Figure data in JSON
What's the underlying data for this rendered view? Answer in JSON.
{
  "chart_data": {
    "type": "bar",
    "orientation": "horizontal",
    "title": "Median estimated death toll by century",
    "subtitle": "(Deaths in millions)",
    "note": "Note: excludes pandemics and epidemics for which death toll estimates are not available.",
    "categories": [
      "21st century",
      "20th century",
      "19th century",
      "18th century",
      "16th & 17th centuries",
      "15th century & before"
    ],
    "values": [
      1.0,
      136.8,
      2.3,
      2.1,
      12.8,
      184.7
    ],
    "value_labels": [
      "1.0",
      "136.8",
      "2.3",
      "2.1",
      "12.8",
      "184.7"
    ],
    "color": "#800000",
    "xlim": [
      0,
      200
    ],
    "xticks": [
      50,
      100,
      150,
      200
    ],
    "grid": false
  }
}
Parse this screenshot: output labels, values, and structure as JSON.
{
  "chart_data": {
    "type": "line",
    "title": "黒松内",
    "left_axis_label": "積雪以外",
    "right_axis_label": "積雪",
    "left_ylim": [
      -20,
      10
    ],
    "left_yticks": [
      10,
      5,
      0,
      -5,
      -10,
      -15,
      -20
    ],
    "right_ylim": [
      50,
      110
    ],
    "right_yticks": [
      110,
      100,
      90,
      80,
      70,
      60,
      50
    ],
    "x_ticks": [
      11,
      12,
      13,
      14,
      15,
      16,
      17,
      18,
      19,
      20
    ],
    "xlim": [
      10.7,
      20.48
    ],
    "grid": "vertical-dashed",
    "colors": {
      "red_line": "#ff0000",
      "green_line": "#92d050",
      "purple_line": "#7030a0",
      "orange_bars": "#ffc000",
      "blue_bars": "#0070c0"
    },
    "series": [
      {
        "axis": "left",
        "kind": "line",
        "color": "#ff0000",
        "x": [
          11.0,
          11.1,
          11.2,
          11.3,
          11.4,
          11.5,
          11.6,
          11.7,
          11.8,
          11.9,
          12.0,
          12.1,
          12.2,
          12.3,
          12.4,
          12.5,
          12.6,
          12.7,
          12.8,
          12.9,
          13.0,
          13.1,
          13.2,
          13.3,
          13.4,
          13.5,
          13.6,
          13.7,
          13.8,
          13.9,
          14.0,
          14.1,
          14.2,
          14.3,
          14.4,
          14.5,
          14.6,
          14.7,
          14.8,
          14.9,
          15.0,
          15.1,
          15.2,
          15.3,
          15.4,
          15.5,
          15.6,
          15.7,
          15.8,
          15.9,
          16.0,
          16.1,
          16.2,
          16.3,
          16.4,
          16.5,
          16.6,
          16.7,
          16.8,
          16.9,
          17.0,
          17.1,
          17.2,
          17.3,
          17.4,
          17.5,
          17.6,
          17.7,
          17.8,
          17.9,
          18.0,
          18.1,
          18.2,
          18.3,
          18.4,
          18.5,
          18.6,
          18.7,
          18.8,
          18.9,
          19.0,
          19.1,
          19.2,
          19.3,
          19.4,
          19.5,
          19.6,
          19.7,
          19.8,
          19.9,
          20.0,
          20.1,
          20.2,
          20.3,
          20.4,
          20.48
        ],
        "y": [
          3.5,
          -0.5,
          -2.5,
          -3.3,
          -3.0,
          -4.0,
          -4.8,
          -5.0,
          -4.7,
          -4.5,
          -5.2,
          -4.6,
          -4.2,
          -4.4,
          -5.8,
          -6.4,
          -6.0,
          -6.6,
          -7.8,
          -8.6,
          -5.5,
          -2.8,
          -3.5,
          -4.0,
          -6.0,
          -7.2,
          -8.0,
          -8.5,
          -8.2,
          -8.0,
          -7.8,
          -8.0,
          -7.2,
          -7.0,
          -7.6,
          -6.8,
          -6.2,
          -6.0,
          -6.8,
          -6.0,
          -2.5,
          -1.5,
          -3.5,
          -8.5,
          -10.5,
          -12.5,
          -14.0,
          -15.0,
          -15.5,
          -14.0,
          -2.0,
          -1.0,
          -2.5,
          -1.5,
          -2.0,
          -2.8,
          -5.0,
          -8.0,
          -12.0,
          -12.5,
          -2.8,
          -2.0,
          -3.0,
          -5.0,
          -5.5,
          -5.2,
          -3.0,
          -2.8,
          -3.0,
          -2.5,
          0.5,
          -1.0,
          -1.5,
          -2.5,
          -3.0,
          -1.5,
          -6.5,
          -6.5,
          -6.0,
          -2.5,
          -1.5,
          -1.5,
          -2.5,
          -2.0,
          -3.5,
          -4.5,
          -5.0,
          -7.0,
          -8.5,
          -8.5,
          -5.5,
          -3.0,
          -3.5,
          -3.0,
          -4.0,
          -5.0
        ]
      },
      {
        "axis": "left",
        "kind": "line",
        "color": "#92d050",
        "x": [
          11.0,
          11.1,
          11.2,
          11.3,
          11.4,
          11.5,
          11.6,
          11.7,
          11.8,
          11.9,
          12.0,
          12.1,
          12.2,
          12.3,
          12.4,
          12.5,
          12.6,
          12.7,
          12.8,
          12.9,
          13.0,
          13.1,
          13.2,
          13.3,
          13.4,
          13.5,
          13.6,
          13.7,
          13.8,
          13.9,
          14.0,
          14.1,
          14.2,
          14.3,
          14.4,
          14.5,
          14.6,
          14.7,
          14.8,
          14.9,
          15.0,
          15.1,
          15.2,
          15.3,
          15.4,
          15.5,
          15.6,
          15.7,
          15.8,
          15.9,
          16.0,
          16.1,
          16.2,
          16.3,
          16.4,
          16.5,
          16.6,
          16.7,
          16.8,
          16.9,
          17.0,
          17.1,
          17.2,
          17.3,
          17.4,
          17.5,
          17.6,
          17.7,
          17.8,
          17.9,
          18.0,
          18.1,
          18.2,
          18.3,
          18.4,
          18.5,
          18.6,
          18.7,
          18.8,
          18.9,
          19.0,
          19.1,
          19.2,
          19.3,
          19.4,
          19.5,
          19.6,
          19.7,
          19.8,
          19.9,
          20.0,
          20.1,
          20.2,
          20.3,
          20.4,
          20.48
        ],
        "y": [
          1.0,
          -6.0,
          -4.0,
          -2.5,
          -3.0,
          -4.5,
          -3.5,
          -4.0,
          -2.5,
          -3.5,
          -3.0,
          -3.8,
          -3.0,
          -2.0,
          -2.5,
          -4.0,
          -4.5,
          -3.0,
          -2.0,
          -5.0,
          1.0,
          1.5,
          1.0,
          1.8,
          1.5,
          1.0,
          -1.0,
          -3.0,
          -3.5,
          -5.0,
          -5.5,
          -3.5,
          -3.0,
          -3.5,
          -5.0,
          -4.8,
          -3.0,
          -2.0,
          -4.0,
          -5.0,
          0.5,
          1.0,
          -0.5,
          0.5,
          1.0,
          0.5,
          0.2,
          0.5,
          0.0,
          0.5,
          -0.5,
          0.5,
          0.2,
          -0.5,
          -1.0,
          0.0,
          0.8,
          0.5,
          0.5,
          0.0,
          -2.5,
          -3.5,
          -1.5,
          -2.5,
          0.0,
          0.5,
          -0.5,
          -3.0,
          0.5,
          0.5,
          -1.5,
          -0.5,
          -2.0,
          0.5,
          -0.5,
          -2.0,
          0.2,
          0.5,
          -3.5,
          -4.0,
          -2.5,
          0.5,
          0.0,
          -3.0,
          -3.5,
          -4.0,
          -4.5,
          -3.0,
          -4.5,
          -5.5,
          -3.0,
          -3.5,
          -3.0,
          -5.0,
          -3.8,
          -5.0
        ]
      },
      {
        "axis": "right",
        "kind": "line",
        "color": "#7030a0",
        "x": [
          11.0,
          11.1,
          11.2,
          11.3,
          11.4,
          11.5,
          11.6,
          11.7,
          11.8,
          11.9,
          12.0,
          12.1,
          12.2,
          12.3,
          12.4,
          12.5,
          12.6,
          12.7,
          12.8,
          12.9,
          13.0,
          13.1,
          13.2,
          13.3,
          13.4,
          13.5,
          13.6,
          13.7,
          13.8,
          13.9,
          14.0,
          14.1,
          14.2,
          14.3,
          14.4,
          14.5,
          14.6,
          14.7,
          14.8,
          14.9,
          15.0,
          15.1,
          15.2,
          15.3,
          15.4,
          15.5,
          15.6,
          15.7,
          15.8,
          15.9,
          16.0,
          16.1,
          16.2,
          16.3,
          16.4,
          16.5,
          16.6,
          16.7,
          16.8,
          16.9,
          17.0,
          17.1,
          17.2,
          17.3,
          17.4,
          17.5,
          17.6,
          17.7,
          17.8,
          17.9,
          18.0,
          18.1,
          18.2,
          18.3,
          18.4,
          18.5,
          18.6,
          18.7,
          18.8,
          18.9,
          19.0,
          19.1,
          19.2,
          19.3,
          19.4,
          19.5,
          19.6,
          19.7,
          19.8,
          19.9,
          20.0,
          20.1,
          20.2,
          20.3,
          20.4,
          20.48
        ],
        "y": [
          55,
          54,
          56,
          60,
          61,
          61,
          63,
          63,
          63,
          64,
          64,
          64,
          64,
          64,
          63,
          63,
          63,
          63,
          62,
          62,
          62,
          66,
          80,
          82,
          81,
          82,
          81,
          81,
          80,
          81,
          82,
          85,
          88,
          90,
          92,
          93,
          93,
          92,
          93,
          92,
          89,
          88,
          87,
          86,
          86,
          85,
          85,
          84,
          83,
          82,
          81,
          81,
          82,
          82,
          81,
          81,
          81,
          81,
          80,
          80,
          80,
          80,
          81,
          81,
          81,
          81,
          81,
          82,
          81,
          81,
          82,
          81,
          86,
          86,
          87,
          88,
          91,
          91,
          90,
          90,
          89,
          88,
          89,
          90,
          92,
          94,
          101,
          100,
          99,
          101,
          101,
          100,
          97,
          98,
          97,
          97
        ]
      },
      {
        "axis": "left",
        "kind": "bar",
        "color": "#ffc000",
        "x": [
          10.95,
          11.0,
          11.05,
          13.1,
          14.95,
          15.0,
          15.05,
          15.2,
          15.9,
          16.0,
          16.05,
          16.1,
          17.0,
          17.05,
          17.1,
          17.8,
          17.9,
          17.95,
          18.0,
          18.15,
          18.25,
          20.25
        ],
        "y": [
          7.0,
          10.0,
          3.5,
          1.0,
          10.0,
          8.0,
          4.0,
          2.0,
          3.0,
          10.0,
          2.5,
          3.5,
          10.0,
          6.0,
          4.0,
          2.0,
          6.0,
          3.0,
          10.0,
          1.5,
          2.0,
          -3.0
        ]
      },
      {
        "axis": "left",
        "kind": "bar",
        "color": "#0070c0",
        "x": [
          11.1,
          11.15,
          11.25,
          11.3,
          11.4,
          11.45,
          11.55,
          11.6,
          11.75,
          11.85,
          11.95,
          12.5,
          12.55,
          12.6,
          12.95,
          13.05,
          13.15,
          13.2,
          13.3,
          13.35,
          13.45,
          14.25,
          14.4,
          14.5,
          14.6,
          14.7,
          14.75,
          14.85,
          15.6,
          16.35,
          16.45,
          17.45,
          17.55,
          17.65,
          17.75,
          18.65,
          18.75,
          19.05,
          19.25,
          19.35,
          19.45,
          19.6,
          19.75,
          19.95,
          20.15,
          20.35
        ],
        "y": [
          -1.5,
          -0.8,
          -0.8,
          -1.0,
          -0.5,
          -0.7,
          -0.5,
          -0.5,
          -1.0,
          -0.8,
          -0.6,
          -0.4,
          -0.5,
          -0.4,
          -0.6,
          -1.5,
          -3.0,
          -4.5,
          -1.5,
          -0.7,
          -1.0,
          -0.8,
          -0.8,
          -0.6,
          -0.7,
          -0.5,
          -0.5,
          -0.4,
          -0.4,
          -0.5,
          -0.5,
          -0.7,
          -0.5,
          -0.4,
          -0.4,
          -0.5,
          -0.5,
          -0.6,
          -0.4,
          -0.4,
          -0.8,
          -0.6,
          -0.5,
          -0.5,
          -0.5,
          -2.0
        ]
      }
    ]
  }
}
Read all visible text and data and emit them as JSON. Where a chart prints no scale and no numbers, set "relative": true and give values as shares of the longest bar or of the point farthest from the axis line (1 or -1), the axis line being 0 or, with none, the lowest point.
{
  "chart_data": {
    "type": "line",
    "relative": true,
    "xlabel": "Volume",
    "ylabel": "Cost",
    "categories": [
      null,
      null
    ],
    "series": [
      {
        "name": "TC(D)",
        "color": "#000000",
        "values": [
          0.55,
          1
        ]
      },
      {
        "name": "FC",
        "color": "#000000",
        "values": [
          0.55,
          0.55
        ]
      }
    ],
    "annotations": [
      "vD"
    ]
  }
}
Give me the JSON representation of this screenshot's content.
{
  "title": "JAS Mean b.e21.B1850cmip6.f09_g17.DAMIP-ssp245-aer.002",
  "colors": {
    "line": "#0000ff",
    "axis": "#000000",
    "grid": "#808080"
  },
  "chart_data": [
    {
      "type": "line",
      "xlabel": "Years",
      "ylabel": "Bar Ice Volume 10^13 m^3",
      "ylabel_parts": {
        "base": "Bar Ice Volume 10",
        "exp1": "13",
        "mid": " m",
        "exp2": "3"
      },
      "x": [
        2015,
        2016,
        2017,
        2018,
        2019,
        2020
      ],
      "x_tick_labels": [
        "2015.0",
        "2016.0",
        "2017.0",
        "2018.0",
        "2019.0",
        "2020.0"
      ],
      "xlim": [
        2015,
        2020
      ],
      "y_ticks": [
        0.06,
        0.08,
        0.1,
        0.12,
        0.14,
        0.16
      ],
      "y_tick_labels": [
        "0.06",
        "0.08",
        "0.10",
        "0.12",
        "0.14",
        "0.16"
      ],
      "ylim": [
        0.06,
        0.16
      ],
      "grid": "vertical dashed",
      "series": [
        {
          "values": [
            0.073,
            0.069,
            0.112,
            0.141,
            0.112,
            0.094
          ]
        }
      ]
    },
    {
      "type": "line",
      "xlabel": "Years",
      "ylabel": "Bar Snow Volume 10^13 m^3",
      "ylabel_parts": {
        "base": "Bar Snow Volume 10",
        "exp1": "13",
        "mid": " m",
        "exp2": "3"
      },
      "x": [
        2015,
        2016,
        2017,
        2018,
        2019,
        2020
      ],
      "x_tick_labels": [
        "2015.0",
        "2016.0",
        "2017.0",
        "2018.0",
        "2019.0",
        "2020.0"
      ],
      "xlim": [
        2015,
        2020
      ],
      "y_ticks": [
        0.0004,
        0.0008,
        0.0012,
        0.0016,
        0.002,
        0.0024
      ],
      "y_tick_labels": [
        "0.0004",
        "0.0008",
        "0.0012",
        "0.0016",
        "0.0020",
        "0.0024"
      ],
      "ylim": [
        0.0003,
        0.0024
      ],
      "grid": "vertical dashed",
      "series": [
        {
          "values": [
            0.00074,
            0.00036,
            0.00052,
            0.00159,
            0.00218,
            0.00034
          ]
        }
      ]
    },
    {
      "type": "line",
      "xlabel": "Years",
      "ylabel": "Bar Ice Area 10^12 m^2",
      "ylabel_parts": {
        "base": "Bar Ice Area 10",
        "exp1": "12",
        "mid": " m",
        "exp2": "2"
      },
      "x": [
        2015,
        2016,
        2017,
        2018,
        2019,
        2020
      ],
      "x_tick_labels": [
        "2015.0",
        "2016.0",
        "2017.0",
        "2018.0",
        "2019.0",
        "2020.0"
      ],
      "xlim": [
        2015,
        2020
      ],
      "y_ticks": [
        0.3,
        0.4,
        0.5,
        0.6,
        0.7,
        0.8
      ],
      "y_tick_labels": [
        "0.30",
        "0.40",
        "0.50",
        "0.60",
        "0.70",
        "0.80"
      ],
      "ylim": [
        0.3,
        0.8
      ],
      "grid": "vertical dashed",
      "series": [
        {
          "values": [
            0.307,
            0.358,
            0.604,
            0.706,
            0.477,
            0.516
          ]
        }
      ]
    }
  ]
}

Task brief. Write out every line of the data that holds the word "this".

Reply.
What's the underlying data for this rendered view? Answer in JSON.
Parse this screenshot: output labels, values, and structure as JSON.
Give me the JSON representation of this screenshot's content.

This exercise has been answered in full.